▼
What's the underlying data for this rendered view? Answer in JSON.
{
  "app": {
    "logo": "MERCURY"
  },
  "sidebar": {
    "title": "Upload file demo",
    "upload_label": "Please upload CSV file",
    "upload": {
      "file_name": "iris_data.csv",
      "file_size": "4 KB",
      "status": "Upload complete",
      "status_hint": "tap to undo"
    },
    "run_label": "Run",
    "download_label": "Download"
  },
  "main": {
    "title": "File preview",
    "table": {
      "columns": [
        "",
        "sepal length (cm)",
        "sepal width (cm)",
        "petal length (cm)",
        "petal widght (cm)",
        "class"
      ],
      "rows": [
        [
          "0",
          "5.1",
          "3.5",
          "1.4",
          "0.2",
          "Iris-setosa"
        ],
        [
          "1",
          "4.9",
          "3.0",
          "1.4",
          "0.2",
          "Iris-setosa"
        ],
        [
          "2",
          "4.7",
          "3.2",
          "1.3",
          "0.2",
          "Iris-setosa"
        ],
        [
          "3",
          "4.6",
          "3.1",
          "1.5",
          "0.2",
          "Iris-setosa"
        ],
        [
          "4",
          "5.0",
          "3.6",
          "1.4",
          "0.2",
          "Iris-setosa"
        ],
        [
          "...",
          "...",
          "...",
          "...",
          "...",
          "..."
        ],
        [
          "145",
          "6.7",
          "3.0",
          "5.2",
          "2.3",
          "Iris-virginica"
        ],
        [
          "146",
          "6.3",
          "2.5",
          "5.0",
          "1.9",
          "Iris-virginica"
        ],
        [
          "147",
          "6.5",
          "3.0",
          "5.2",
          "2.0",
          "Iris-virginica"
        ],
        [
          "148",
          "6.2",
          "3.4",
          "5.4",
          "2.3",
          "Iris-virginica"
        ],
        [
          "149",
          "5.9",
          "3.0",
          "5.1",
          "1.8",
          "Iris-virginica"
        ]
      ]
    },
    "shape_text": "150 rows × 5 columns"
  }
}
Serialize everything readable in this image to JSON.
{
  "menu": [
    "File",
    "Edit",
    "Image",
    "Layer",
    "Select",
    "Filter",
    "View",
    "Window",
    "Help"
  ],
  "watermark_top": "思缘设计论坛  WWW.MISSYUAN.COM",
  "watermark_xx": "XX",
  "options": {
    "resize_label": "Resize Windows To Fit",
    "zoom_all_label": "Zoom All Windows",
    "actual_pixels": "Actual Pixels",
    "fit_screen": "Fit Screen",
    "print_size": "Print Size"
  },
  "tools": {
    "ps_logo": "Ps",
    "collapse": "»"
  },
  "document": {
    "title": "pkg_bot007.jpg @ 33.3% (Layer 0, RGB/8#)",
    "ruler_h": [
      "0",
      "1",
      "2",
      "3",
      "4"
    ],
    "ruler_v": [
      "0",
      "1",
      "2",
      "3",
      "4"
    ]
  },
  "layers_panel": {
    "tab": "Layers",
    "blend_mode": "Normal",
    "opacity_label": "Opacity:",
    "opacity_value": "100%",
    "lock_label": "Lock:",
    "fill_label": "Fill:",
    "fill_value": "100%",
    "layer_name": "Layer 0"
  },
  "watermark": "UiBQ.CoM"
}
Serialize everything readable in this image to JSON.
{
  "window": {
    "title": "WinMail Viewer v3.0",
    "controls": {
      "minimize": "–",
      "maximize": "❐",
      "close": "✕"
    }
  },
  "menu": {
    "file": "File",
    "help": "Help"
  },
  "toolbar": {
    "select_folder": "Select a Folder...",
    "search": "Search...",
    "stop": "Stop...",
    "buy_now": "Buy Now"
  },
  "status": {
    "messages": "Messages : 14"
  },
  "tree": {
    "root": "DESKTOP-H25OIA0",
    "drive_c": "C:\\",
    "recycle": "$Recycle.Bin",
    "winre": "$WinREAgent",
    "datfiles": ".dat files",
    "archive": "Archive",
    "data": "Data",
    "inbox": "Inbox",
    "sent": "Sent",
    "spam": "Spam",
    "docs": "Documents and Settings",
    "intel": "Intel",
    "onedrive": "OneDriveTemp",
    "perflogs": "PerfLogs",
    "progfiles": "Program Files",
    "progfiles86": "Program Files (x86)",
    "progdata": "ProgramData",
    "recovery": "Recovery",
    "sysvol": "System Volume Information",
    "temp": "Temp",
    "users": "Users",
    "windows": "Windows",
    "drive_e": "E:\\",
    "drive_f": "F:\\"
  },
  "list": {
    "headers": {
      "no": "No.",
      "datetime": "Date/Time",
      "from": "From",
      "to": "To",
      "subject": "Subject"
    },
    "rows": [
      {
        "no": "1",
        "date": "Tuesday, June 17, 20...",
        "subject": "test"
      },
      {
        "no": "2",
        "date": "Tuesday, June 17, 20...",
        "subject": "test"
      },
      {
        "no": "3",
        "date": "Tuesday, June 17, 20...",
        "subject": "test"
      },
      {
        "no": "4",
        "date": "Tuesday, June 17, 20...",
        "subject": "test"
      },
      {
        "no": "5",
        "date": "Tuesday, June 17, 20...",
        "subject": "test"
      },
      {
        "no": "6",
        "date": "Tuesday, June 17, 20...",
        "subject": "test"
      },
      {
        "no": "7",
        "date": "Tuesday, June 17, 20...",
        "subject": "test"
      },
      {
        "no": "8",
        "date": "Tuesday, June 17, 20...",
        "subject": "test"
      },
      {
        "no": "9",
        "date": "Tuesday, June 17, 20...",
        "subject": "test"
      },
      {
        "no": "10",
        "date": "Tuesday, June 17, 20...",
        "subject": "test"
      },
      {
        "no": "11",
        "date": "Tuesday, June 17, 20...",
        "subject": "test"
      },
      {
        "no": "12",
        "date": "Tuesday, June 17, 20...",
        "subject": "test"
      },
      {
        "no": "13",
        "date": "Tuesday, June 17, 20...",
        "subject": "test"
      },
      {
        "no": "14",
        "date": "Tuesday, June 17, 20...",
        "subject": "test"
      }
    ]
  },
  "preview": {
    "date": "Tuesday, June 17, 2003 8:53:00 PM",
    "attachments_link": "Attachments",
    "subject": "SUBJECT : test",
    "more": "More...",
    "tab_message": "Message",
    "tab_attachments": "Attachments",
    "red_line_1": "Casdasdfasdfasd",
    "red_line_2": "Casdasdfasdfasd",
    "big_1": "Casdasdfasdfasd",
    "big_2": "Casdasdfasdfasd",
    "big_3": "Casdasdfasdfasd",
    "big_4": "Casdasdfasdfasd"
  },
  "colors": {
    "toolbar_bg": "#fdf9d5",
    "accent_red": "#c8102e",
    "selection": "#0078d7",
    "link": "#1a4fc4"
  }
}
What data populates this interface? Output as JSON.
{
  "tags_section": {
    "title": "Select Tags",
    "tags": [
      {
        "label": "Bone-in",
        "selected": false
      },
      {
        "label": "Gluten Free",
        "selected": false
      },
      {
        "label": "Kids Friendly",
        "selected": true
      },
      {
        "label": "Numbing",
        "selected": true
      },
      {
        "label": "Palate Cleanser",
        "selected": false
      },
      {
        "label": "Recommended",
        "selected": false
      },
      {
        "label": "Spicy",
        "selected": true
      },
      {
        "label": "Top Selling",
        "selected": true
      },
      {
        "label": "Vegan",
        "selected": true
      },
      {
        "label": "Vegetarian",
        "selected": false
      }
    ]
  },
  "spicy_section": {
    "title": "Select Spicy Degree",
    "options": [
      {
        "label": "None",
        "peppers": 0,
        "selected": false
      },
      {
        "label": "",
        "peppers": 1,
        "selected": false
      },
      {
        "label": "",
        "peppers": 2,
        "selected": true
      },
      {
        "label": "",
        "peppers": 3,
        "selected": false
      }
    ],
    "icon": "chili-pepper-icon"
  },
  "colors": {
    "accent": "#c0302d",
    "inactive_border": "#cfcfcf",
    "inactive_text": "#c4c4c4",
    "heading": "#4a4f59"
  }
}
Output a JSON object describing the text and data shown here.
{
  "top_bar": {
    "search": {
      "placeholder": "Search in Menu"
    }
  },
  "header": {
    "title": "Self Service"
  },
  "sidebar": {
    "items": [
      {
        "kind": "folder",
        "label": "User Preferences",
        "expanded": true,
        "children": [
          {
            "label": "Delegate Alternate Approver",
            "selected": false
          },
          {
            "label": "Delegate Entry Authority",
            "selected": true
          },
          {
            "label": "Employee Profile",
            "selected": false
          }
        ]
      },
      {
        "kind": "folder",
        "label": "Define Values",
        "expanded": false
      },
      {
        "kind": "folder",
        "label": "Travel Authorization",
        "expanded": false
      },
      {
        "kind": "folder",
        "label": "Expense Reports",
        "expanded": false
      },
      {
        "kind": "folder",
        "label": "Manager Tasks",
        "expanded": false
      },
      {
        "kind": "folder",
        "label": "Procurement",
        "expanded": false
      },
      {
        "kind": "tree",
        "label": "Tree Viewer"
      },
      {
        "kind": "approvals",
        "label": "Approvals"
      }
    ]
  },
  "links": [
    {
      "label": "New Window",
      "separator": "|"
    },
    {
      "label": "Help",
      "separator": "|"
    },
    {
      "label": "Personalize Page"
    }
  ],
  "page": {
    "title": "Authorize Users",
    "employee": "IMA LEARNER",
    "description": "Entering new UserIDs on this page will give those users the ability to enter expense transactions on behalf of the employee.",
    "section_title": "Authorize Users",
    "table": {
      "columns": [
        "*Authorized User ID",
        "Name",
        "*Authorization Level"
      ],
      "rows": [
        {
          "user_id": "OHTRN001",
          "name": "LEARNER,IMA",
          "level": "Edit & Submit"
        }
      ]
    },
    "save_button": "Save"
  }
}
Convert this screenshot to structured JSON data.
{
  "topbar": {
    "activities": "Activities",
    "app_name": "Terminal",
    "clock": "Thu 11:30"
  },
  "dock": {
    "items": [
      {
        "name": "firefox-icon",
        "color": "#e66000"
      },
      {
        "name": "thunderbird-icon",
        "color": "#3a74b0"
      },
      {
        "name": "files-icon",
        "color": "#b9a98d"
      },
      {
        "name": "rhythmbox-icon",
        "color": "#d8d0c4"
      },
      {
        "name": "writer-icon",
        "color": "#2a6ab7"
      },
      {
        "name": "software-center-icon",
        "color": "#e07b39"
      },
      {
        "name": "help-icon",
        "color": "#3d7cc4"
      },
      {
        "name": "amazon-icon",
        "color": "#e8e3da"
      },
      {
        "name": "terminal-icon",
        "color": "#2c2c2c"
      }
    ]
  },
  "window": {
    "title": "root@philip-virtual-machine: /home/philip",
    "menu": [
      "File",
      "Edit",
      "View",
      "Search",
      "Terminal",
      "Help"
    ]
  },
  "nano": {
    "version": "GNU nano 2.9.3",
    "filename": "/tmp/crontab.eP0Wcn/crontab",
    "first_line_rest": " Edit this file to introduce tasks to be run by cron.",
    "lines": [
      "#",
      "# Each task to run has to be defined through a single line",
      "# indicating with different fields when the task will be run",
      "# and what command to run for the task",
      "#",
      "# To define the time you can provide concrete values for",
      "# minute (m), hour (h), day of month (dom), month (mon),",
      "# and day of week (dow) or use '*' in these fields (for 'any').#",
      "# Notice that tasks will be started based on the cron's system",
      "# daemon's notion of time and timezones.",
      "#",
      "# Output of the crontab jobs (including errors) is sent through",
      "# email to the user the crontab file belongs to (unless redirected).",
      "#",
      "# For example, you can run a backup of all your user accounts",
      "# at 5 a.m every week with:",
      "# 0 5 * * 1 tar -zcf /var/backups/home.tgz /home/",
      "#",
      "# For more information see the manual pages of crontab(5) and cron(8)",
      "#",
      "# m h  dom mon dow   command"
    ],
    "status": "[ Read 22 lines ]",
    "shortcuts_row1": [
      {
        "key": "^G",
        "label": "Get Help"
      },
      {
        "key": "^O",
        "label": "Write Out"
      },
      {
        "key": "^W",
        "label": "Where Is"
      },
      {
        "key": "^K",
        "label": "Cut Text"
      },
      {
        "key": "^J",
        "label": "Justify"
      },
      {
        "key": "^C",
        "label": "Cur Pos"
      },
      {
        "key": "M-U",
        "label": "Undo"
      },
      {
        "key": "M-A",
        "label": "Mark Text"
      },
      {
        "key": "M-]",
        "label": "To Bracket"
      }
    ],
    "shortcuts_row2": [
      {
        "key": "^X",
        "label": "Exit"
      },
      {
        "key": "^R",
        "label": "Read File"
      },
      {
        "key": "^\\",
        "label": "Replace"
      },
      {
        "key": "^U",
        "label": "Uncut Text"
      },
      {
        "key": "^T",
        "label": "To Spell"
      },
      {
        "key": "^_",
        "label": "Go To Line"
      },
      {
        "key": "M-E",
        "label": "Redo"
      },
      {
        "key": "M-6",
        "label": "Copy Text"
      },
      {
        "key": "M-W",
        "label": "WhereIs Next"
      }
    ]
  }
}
▲
### Exercise requirements
From the entries above, copy every line where the word "Edit" shows up.

### Exercise answer
    "Edit",
          "level": "Edit & Submit"
      "Edit",
    "first_line_rest": " Edit this file to introduce tasks to be run by cron.",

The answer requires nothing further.